_Written request_
Copy whichever lines contain the string "avatar".

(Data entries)
┄┄┄┄┄┄

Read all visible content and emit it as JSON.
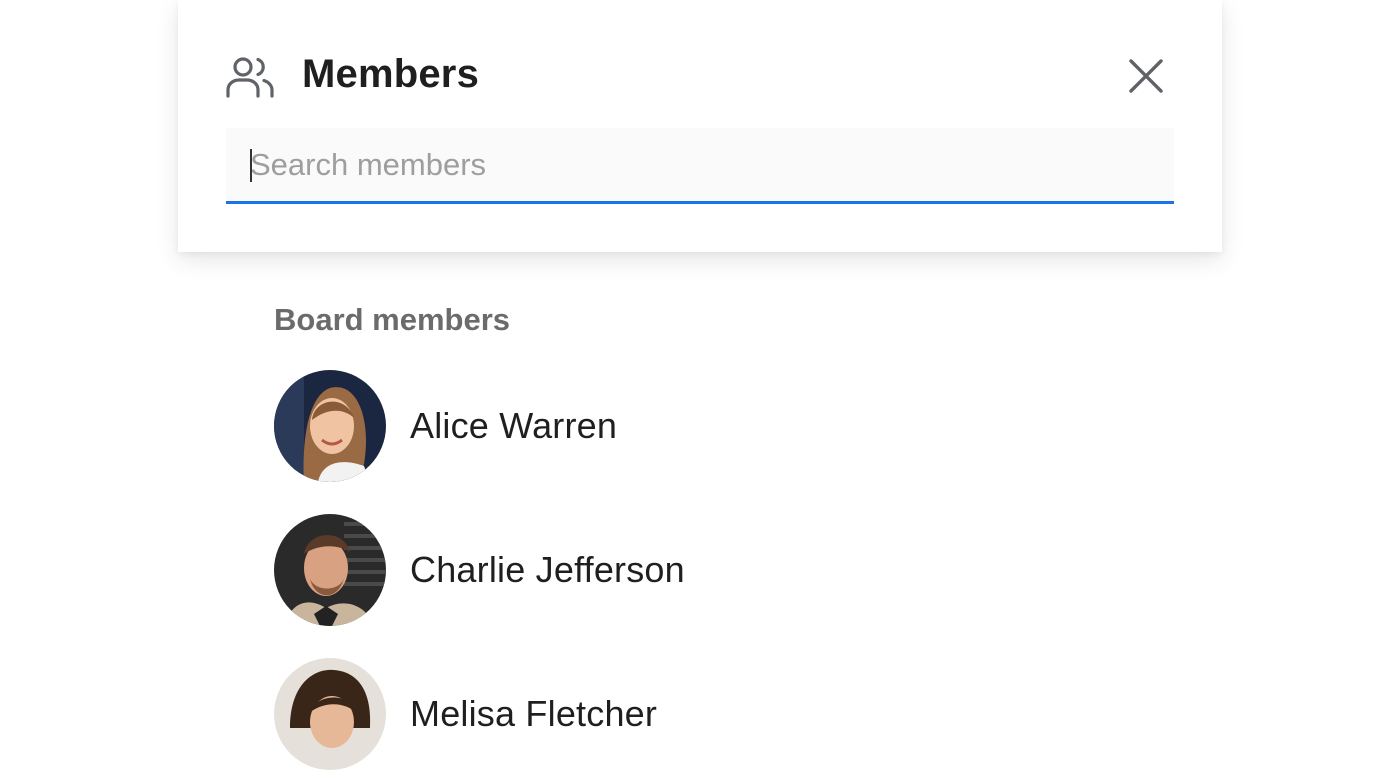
{
  "panel": {
    "title": "Members",
    "icon": "members-icon",
    "close_icon": "close-icon"
  },
  "search": {
    "placeholder": "Search members",
    "value": "",
    "accent_color": "#1a73e8"
  },
  "board_members": {
    "label": "Board members",
    "members": [
      {
        "name": "Alice Warren",
        "avatar": "avatar-alice-warren"
      },
      {
        "name": "Charlie Jefferson",
        "avatar": "avatar-charlie-jefferson"
      },
      {
        "name": "Melisa Fletcher",
        "avatar": "avatar-melisa-fletcher"
      }
    ]
  }
}
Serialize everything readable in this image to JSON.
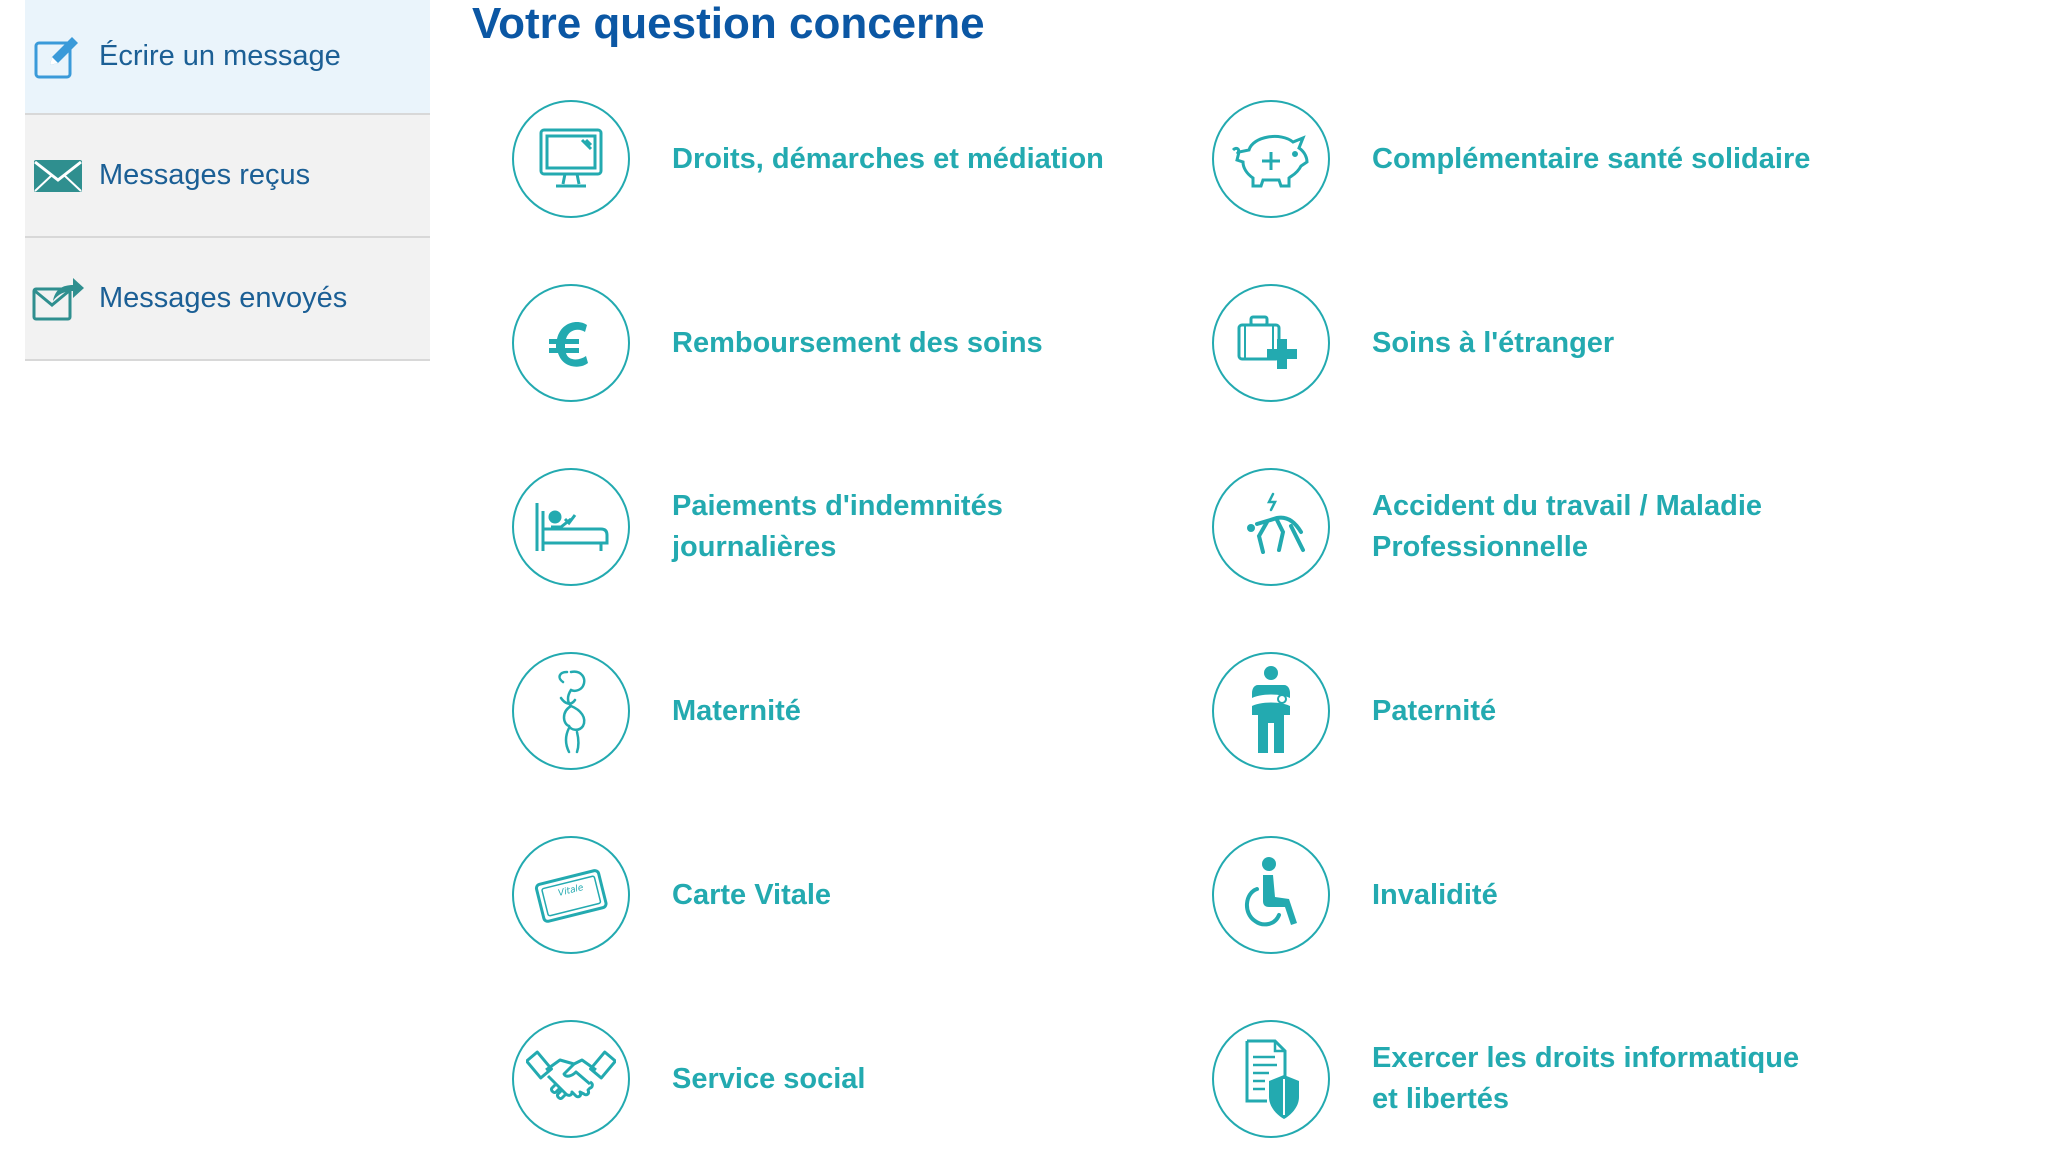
{
  "sidebar": {
    "items": [
      {
        "label": "Écrire un message",
        "icon": "pencil-edit-icon",
        "active": true
      },
      {
        "label": "Messages reçus",
        "icon": "envelope-icon",
        "active": false
      },
      {
        "label": "Messages envoyés",
        "icon": "send-message-icon",
        "active": false
      }
    ]
  },
  "main": {
    "title": "Votre question concerne",
    "topics": [
      {
        "label": "Droits, démarches et médiation",
        "icon": "computer-monitor-icon"
      },
      {
        "label": "Complémentaire santé solidaire",
        "icon": "piggy-bank-plus-icon"
      },
      {
        "label": "Remboursement des soins",
        "icon": "euro-icon"
      },
      {
        "label": "Soins à l'étranger",
        "icon": "suitcase-medical-icon"
      },
      {
        "label": "Paiements d'indemnités journalières",
        "icon": "hospital-bed-icon"
      },
      {
        "label": "Accident du travail / Maladie Professionnelle",
        "icon": "falling-person-icon"
      },
      {
        "label": "Maternité",
        "icon": "pregnant-woman-icon"
      },
      {
        "label": "Paternité",
        "icon": "father-baby-icon"
      },
      {
        "label": "Carte Vitale",
        "icon": "vitale-card-icon"
      },
      {
        "label": "Invalidité",
        "icon": "wheelchair-icon"
      },
      {
        "label": "Service social",
        "icon": "handshake-icon"
      },
      {
        "label": "Exercer les droits informatique et libertés",
        "icon": "document-shield-icon"
      }
    ]
  },
  "colors": {
    "accent": "#23aab0",
    "title": "#0b57a4",
    "sidebar_text": "#1b5f95",
    "sidebar_bg": "#f2f2f2",
    "sidebar_active_bg": "#eaf4fb"
  }
}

┄┄┄┄┄┄

_Response below_
        "avatar": "avatar-alice-warren"
        "avatar": "avatar-charlie-jefferson"
        "avatar": "avatar-melisa-fletcher"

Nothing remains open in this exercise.